Only a number is wanted here: the number of lines of the data that include "byla".

▬▬▬

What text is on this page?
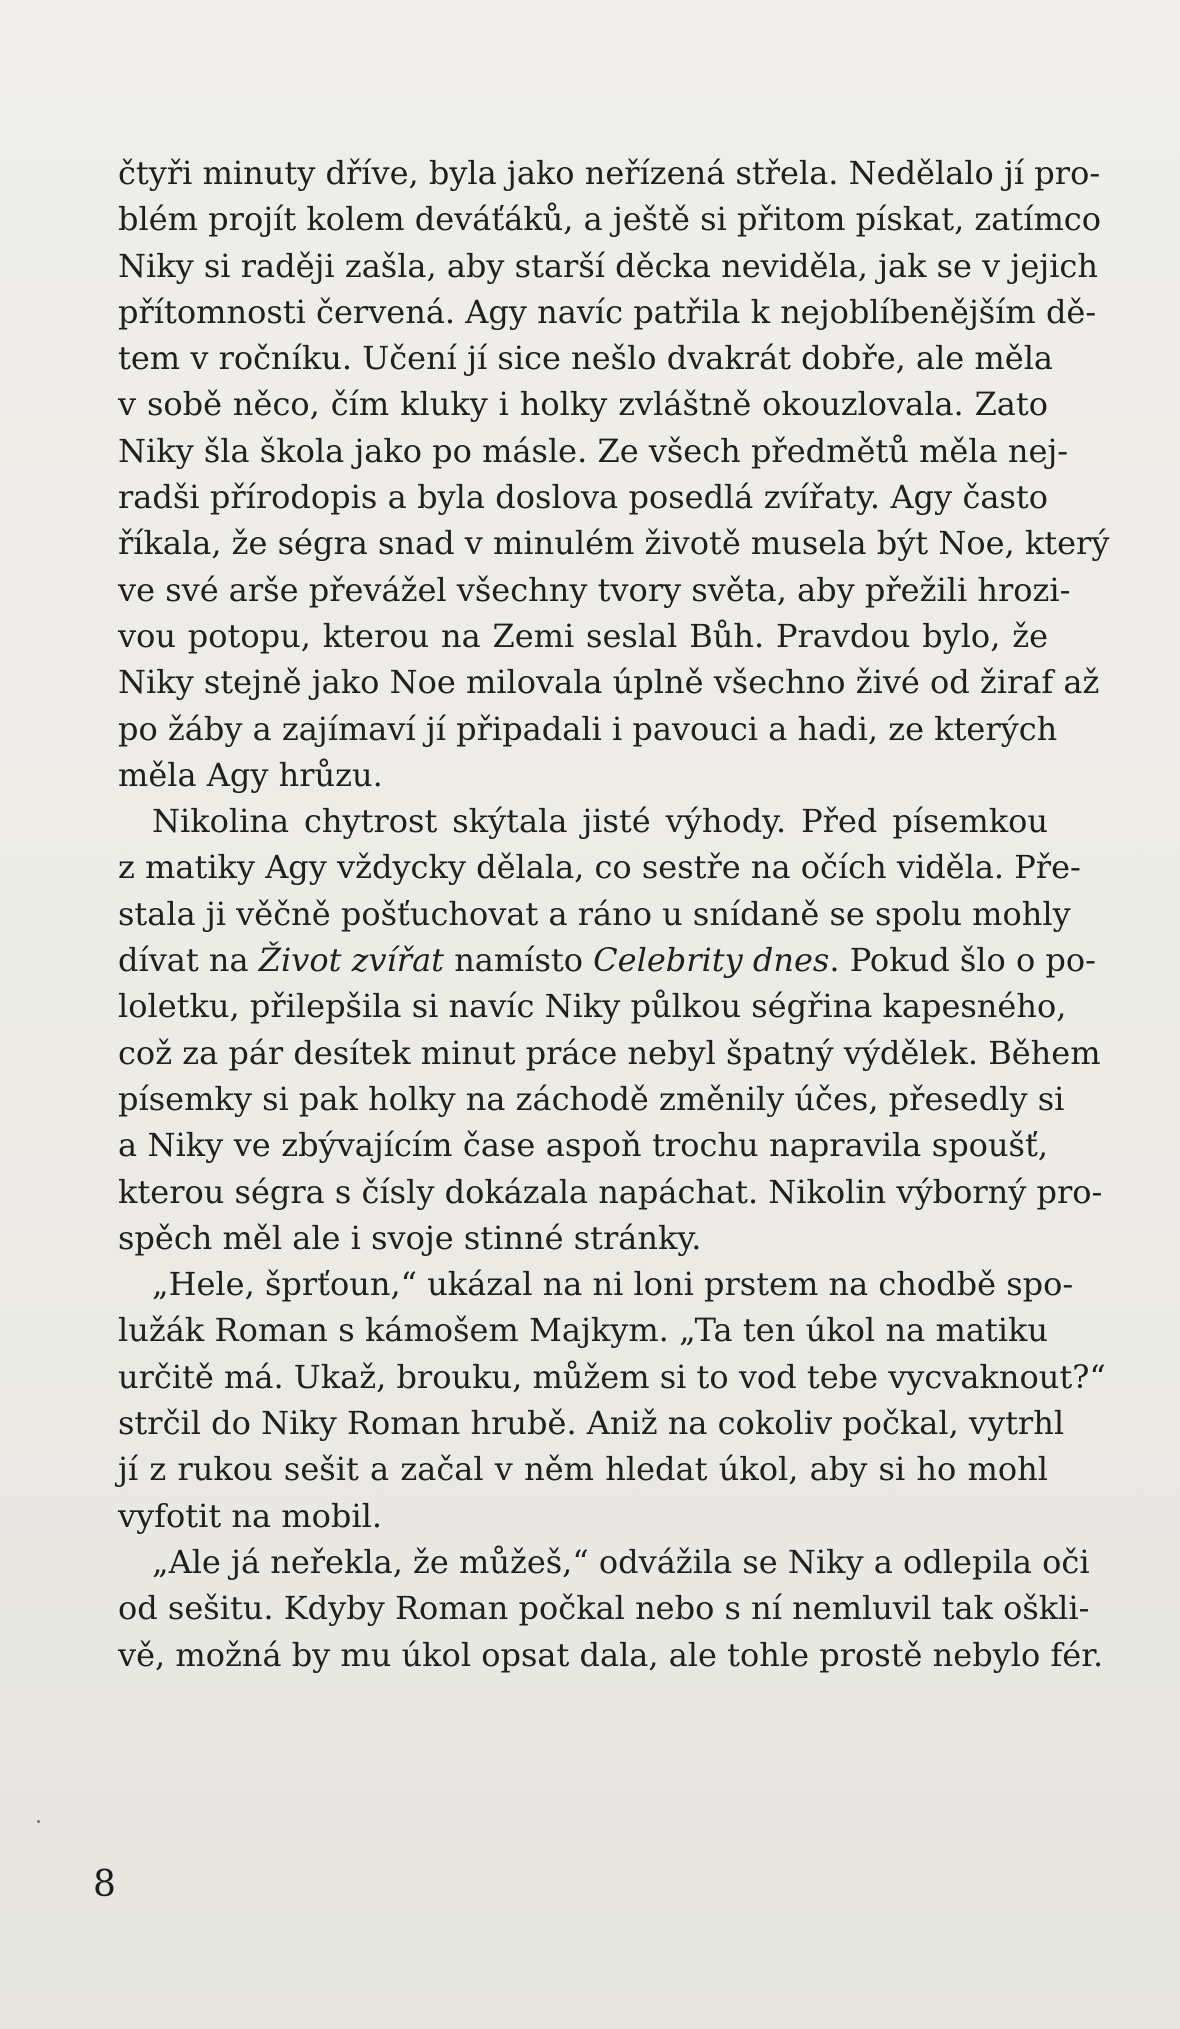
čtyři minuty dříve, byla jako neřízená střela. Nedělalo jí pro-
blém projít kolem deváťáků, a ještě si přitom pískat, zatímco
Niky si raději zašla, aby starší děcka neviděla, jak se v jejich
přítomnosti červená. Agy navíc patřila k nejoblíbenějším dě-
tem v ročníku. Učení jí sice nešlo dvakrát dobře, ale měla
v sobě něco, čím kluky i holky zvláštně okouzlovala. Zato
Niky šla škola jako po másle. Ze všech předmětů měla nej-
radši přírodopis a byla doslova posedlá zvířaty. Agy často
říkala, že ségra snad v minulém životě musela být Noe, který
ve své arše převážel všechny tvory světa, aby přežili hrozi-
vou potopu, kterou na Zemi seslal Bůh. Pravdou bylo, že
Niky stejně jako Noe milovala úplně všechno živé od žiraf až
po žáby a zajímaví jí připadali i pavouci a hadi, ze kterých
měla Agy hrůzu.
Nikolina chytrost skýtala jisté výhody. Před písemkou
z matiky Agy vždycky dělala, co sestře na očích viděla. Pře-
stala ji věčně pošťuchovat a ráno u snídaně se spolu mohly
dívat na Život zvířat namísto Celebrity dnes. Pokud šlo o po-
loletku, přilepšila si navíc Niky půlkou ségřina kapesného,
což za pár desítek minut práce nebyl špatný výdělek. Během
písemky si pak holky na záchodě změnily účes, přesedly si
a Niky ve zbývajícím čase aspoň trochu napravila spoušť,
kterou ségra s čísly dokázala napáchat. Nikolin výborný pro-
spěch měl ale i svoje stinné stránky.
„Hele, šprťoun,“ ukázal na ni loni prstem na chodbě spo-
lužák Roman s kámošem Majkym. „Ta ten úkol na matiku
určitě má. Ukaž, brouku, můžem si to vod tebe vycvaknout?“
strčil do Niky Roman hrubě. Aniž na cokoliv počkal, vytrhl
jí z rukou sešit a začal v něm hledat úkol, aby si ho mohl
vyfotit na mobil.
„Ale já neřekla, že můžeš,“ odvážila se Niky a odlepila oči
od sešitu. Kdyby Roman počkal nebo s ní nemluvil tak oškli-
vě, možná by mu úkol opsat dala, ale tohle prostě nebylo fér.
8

▬▬▬

SOLUTION TO THIS EXERCISE
2